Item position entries
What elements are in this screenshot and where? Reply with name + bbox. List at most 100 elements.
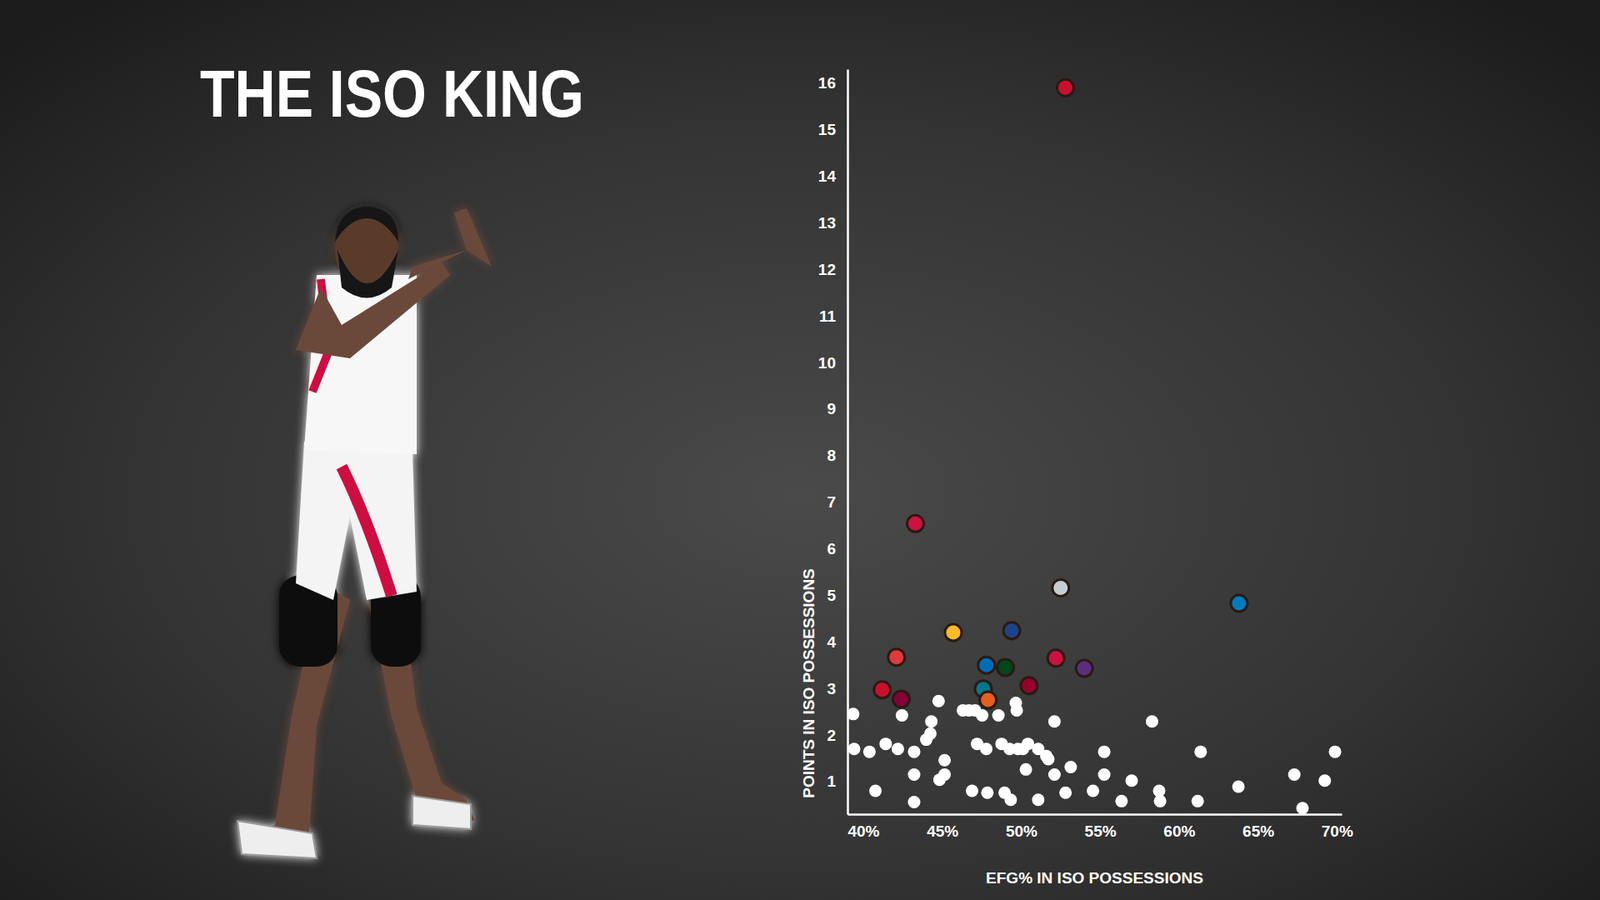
point <box>980 742 993 755</box>
y-tick: 15 <box>818 120 848 139</box>
point <box>938 754 951 767</box>
player-point <box>1075 660 1093 677</box>
point <box>1059 786 1072 800</box>
player-point <box>888 649 905 666</box>
point <box>1288 768 1301 781</box>
point <box>1194 745 1207 759</box>
point <box>1010 704 1024 717</box>
x-tick-label: 70% <box>1321 822 1354 840</box>
y-tick-label: 13 <box>818 214 836 232</box>
x-tick: 45% <box>926 814 959 840</box>
point <box>863 745 876 759</box>
x-tick: 40% <box>847 814 880 840</box>
point <box>1086 785 1100 798</box>
point <box>965 785 979 798</box>
y-axis-line <box>846 70 850 815</box>
y-tick-label: 5 <box>826 586 836 605</box>
point <box>992 709 1005 722</box>
y-tick: 16 <box>818 74 848 92</box>
point <box>1296 801 1310 815</box>
y-axis-title: POINTS IN ISO POSSESSIONS <box>800 568 818 799</box>
y-tick: 9 <box>826 400 848 418</box>
x-tick-label: 65% <box>1242 822 1275 840</box>
y-tick-label: 8 <box>826 446 836 465</box>
point <box>891 742 905 755</box>
player-point <box>1056 79 1074 96</box>
player-point <box>978 656 995 674</box>
player-point <box>1230 595 1248 612</box>
x-tick: 50% <box>1005 814 1038 840</box>
y-tick: 13 <box>818 214 848 232</box>
point <box>879 737 892 750</box>
point <box>1020 763 1033 776</box>
background <box>0 0 1600 900</box>
x-tick-label: 45% <box>926 822 959 840</box>
y-tick: 12 <box>818 260 848 279</box>
point <box>847 707 860 720</box>
y-tick-label: 6 <box>826 540 836 558</box>
y-tick: 14 <box>818 167 848 185</box>
player-point <box>980 691 997 709</box>
point <box>1232 780 1245 794</box>
point <box>924 727 937 740</box>
arm <box>408 208 492 280</box>
point <box>980 786 994 800</box>
point <box>907 745 920 759</box>
y-tick-label: 9 <box>826 400 836 418</box>
player-point <box>892 690 910 708</box>
point <box>1048 768 1061 781</box>
y-tick-label: 7 <box>826 493 836 511</box>
point <box>1115 795 1128 808</box>
point <box>1048 715 1061 728</box>
player-point <box>1052 579 1070 596</box>
point <box>1064 760 1077 774</box>
y-tick-label: 2 <box>826 726 836 745</box>
x-tick: 65% <box>1242 814 1275 840</box>
y-tick: 10 <box>818 354 848 372</box>
y-tick-label: 15 <box>818 120 837 139</box>
y-tick: 1 <box>826 772 848 790</box>
point <box>1125 774 1139 787</box>
shorts <box>295 441 417 600</box>
point <box>907 768 920 781</box>
point <box>1031 793 1045 806</box>
point <box>895 709 909 722</box>
player-point <box>906 515 924 532</box>
x-axis-title: EFG% IN ISO POSSESSIONS <box>985 869 1204 887</box>
x-axis-line <box>848 813 1343 816</box>
x-tick: 70% <box>1321 814 1354 840</box>
y-tick-label: 4 <box>826 633 836 651</box>
y-tick: 8 <box>826 446 848 465</box>
shoe <box>412 795 471 830</box>
point <box>907 795 920 809</box>
y-tick: 2 <box>826 726 848 745</box>
player-point <box>1003 622 1020 640</box>
point <box>1154 795 1167 808</box>
y-tick-label: 12 <box>818 260 836 279</box>
x-tick-label: 40% <box>847 822 880 840</box>
point <box>1191 795 1205 808</box>
y-tick: 5 <box>826 586 848 605</box>
player-point <box>874 681 891 699</box>
point <box>1098 768 1111 781</box>
x-tick: 55% <box>1085 814 1117 840</box>
point <box>1329 745 1342 759</box>
y-tick-label: 3 <box>826 680 836 698</box>
y-axis: 12345678910111213141516 <box>818 70 849 815</box>
hair <box>335 206 399 242</box>
y-tick-label: 16 <box>818 74 836 92</box>
shoe <box>237 820 317 859</box>
x-tick-label: 60% <box>1163 822 1195 840</box>
point <box>975 709 989 722</box>
point <box>1041 753 1055 766</box>
y-tick: 3 <box>826 680 848 698</box>
x-tick-label: 50% <box>1005 822 1038 840</box>
player-point <box>1047 650 1065 667</box>
point <box>1098 745 1111 759</box>
player-point <box>996 659 1014 676</box>
shorts-trim <box>341 466 392 596</box>
y-tick: 11 <box>819 307 848 325</box>
point <box>925 715 938 728</box>
x-tick: 60% <box>1163 814 1195 840</box>
chart: THE ISO KING40%45%50%55%60%65%70%1234567… <box>0 0 1600 900</box>
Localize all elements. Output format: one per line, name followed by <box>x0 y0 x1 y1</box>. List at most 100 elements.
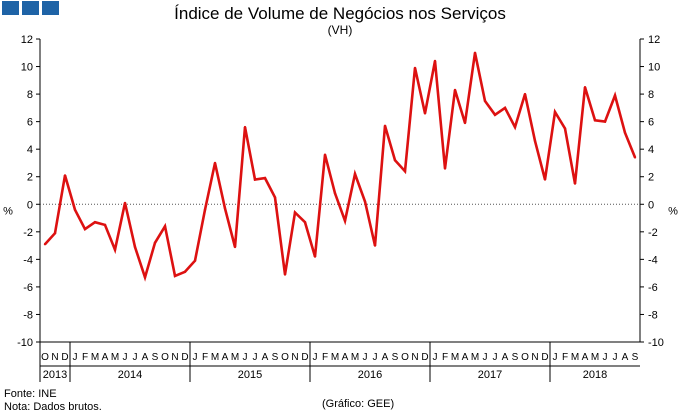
data-point <box>183 270 187 273</box>
x-month-label: M <box>571 352 579 363</box>
x-month-label: A <box>382 352 389 363</box>
data-point <box>523 92 527 96</box>
data-point <box>633 156 637 159</box>
x-month-label: A <box>102 352 109 363</box>
data-point <box>473 51 477 54</box>
chart-subtitle: (VH) <box>327 23 353 37</box>
x-month-label: J <box>493 352 498 363</box>
x-month-label: N <box>51 352 58 363</box>
y-tick-label-left: 4 <box>27 144 33 156</box>
data-point <box>133 245 137 249</box>
x-month-label: S <box>392 352 399 363</box>
x-month-label: D <box>301 352 308 363</box>
x-month-label: M <box>91 352 99 363</box>
x-month-label: O <box>401 352 409 363</box>
y-tick-label-right: 12 <box>648 34 660 46</box>
data-point <box>553 110 557 114</box>
data-point <box>123 201 127 205</box>
x-month-label: A <box>222 352 229 363</box>
logo-square <box>2 1 19 15</box>
x-month-label: M <box>211 352 219 363</box>
data-point <box>493 113 497 117</box>
x-year-label: 2013 <box>43 369 67 381</box>
data-point <box>223 207 227 210</box>
data-point <box>193 259 197 262</box>
x-year-label: 2015 <box>238 369 262 381</box>
data-point <box>283 273 287 276</box>
data-point <box>163 225 167 228</box>
x-month-label: S <box>152 352 159 363</box>
tick-labels: -10 -10 -8 -8 -6 -6 -4 -4 -2 -2 0 0 2 2 4 4 6 6 8 8 10 10 12 12… <box>3 34 678 349</box>
data-point <box>253 178 257 181</box>
x-month-label: J <box>363 352 368 363</box>
y-tick-label-right: 8 <box>648 89 654 101</box>
data-point <box>263 176 267 180</box>
data-point <box>463 121 467 125</box>
data-point <box>483 99 487 103</box>
data-point <box>333 192 337 195</box>
x-month-label: M <box>331 352 339 363</box>
data-point <box>373 244 377 247</box>
data-point <box>53 232 57 235</box>
logo-square <box>22 1 39 15</box>
data-point <box>403 170 407 173</box>
x-month-label: J <box>243 352 248 363</box>
x-month-label: A <box>142 352 149 363</box>
x-month-label: J <box>313 352 318 363</box>
data-point <box>103 223 107 227</box>
data-point <box>323 153 327 156</box>
x-month-label: J <box>483 352 488 363</box>
data-point <box>83 227 87 231</box>
x-month-label: N <box>171 352 178 363</box>
data-point <box>273 196 277 199</box>
y-axis-label-left: % <box>3 205 13 217</box>
x-month-label: M <box>451 352 459 363</box>
x-month-label: A <box>342 352 349 363</box>
data-point <box>343 219 347 222</box>
x-month-label: O <box>281 352 289 363</box>
x-month-label: S <box>632 352 639 363</box>
data-point <box>353 172 357 176</box>
data-point <box>573 182 577 185</box>
logo <box>2 1 59 15</box>
x-month-label: A <box>622 352 629 363</box>
x-month-label: F <box>202 352 208 363</box>
x-month-label: D <box>421 352 428 363</box>
x-month-label: J <box>553 352 558 363</box>
data-point <box>73 208 77 211</box>
data-point <box>153 241 157 244</box>
x-month-label: S <box>512 352 519 363</box>
data-point <box>413 66 417 70</box>
x-month-label: J <box>373 352 378 363</box>
axes <box>36 38 644 382</box>
y-tick-label-right: 6 <box>648 117 654 129</box>
x-month-label: D <box>181 352 188 363</box>
x-month-label: A <box>462 352 469 363</box>
data-point <box>293 211 297 214</box>
x-month-label: J <box>253 352 258 363</box>
data-point <box>173 274 177 278</box>
data-point <box>203 208 207 211</box>
x-month-label: A <box>502 352 509 363</box>
y-tick-label-left: -2 <box>23 227 33 239</box>
data-point <box>383 124 387 128</box>
y-tick-label-left: 2 <box>27 172 33 184</box>
data-point <box>563 127 567 130</box>
data-point <box>143 276 147 279</box>
y-tick-label-left: 6 <box>27 117 33 129</box>
x-month-label: M <box>471 352 479 363</box>
data-point <box>583 86 587 89</box>
y-tick-label-right: 2 <box>648 172 654 184</box>
y-tick-label-left: 10 <box>21 62 33 74</box>
x-month-label: F <box>322 352 328 363</box>
chart-title: Índice de Volume de Negócios nos Serviço… <box>174 4 506 23</box>
x-month-label: A <box>582 352 589 363</box>
x-month-label: M <box>591 352 599 363</box>
data-point <box>513 125 517 129</box>
chart-credit: (Gráfico: GEE) <box>322 398 395 410</box>
y-tick-label-left: -10 <box>17 337 33 349</box>
x-month-label: D <box>541 352 548 363</box>
data-point <box>603 120 607 123</box>
data-point <box>93 221 97 224</box>
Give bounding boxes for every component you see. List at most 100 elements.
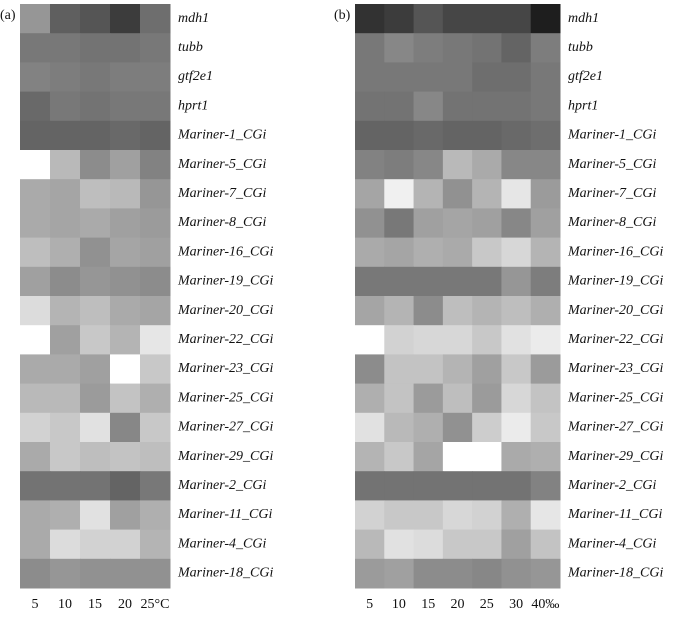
heatmap-cell bbox=[442, 150, 473, 180]
heatmap-cell bbox=[384, 208, 415, 239]
column-label: 30 bbox=[509, 597, 523, 612]
heatmap-cell bbox=[140, 179, 171, 209]
heatmap-cell bbox=[501, 442, 532, 472]
heatmap-cell bbox=[413, 91, 444, 122]
heatmap-cell bbox=[442, 266, 473, 297]
row-label: Mariner-8_CGi bbox=[177, 215, 266, 230]
heatmap-cell bbox=[384, 237, 415, 268]
row-label: Mariner-27_CGi bbox=[567, 420, 663, 435]
heatmap-cell bbox=[110, 325, 141, 355]
heatmap-cell bbox=[110, 150, 141, 180]
row-label: Mariner-25_CGi bbox=[177, 390, 273, 405]
heatmap-cell bbox=[442, 558, 473, 589]
heatmap-cell bbox=[80, 91, 111, 122]
heatmap-cell bbox=[50, 442, 81, 472]
heatmap-cell bbox=[80, 471, 111, 501]
heatmap-cell bbox=[501, 237, 532, 268]
heatmap-cell bbox=[530, 471, 561, 501]
row-label: mdh1 bbox=[178, 11, 209, 26]
heatmap-cell bbox=[530, 62, 561, 93]
heatmap-cell bbox=[442, 354, 473, 385]
heatmap-cell bbox=[50, 208, 81, 239]
heatmap-cell bbox=[355, 150, 385, 180]
row-label: Mariner-29_CGi bbox=[177, 449, 273, 464]
row-label: Mariner-18_CGi bbox=[177, 566, 273, 581]
heatmap-cell bbox=[20, 237, 51, 268]
heatmap-cell bbox=[472, 266, 502, 297]
row-label: Mariner-22_CGi bbox=[567, 332, 663, 347]
heatmap-cell bbox=[110, 412, 141, 443]
heatmap-cell bbox=[501, 354, 532, 385]
heatmap-cell bbox=[355, 471, 385, 501]
heatmap-cell bbox=[442, 237, 473, 268]
heatmap-cell bbox=[80, 33, 111, 63]
heatmap-cell bbox=[501, 529, 532, 560]
heatmap-cell bbox=[355, 412, 385, 443]
heatmap-cell bbox=[501, 208, 532, 239]
heatmap-cell bbox=[413, 471, 444, 501]
heatmap-cell bbox=[413, 150, 444, 180]
heatmap-cell bbox=[80, 62, 111, 93]
row-label: gtf2e1 bbox=[178, 69, 213, 84]
heatmap-cell bbox=[384, 33, 415, 63]
heatmap-cell bbox=[50, 33, 81, 63]
row-label: Mariner-2_CGi bbox=[177, 478, 266, 493]
heatmap-cell bbox=[80, 237, 111, 268]
heatmap-cell bbox=[501, 4, 532, 34]
heatmap-cell bbox=[442, 296, 473, 326]
heatmap-cell bbox=[20, 500, 51, 531]
heatmap-cell bbox=[20, 529, 51, 560]
heatmap-cell bbox=[472, 325, 502, 355]
heatmap-cell bbox=[413, 296, 444, 326]
row-label: Mariner-4_CGi bbox=[567, 536, 656, 551]
heatmap-cell bbox=[501, 62, 532, 93]
heatmap-cell bbox=[20, 471, 51, 501]
heatmap-cell bbox=[530, 325, 561, 355]
heatmap-cell bbox=[50, 325, 81, 355]
heatmap-cell bbox=[140, 296, 171, 326]
row-label: Mariner-19_CGi bbox=[567, 274, 663, 289]
heatmap-cell bbox=[442, 325, 473, 355]
heatmap-cell bbox=[530, 150, 561, 180]
heatmap-cell bbox=[472, 442, 502, 472]
heatmap-cell bbox=[384, 150, 415, 180]
heatmap-cell bbox=[140, 529, 171, 560]
heatmap-cell bbox=[355, 208, 385, 239]
heatmap-cell bbox=[384, 383, 415, 414]
heatmap-cell bbox=[530, 500, 561, 531]
heatmap-cell bbox=[20, 33, 51, 63]
heatmap-cell bbox=[355, 33, 385, 63]
heatmap-cell bbox=[530, 33, 561, 63]
heatmap-cell bbox=[110, 91, 141, 122]
heatmap-cell bbox=[413, 33, 444, 63]
heatmap-cell bbox=[20, 383, 51, 414]
heatmap-cell bbox=[413, 120, 444, 151]
heatmap-cell bbox=[413, 266, 444, 297]
panel-label: (a) bbox=[0, 8, 16, 23]
row-label: mdh1 bbox=[568, 11, 599, 26]
heatmap-cell bbox=[442, 442, 473, 472]
heatmap-cell bbox=[80, 442, 111, 472]
row-label: Mariner-16_CGi bbox=[567, 244, 663, 259]
heatmap-cell bbox=[472, 120, 502, 151]
heatmap-cell bbox=[530, 91, 561, 122]
heatmap-cell bbox=[140, 412, 171, 443]
heatmap-cell bbox=[355, 237, 385, 268]
heatmap-cell bbox=[530, 442, 561, 472]
heatmap-cell bbox=[384, 529, 415, 560]
heatmap-cell bbox=[80, 354, 111, 385]
column-label: 10 bbox=[392, 597, 406, 612]
heatmap-cell bbox=[140, 62, 171, 93]
heatmap-cell bbox=[384, 412, 415, 443]
heatmap-cell bbox=[530, 266, 561, 297]
heatmap-cell bbox=[140, 208, 171, 239]
heatmap-cell bbox=[384, 120, 415, 151]
column-label: 15 bbox=[88, 597, 102, 612]
row-label: Mariner-2_CGi bbox=[567, 478, 656, 493]
heatmap-cell bbox=[80, 412, 111, 443]
heatmap-cell bbox=[110, 500, 141, 531]
column-label: 25 bbox=[480, 597, 494, 612]
heatmap-cell bbox=[110, 237, 141, 268]
heatmap-cell bbox=[140, 442, 171, 472]
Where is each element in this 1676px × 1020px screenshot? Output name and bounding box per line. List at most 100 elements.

■ What to do:
Rename "y-tick-label" to "y-axis-label" in the records from the line with "point <box>980 742 993 755</box>" to the line with "point <box>1296 801 1310 815</box>", and give back only those lines with nothing else changed.

■ Full answer:
point <box>980 742 993 755</box>
y-tick: 15 <box>818 120 848 139</box>
point <box>938 754 951 767</box>
player-point <box>1075 660 1093 677</box>
point <box>1059 786 1072 800</box>
player-point <box>888 649 905 666</box>
point <box>1288 768 1301 781</box>
point <box>1194 745 1207 759</box>
point <box>1010 704 1024 717</box>
x-tick-label: 70% <box>1321 822 1354 840</box>
y-axis-label: 13 <box>818 214 836 232</box>
x-tick: 45% <box>926 814 959 840</box>
point <box>863 745 876 759</box>
x-tick: 40% <box>847 814 880 840</box>
point <box>1086 785 1100 798</box>
point <box>965 785 979 798</box>
y-axis-line <box>846 70 850 815</box>
y-axis-label: 5 <box>826 586 836 605</box>
point <box>992 709 1005 722</box>
y-tick: 16 <box>818 74 848 92</box>
point <box>1296 801 1310 815</box>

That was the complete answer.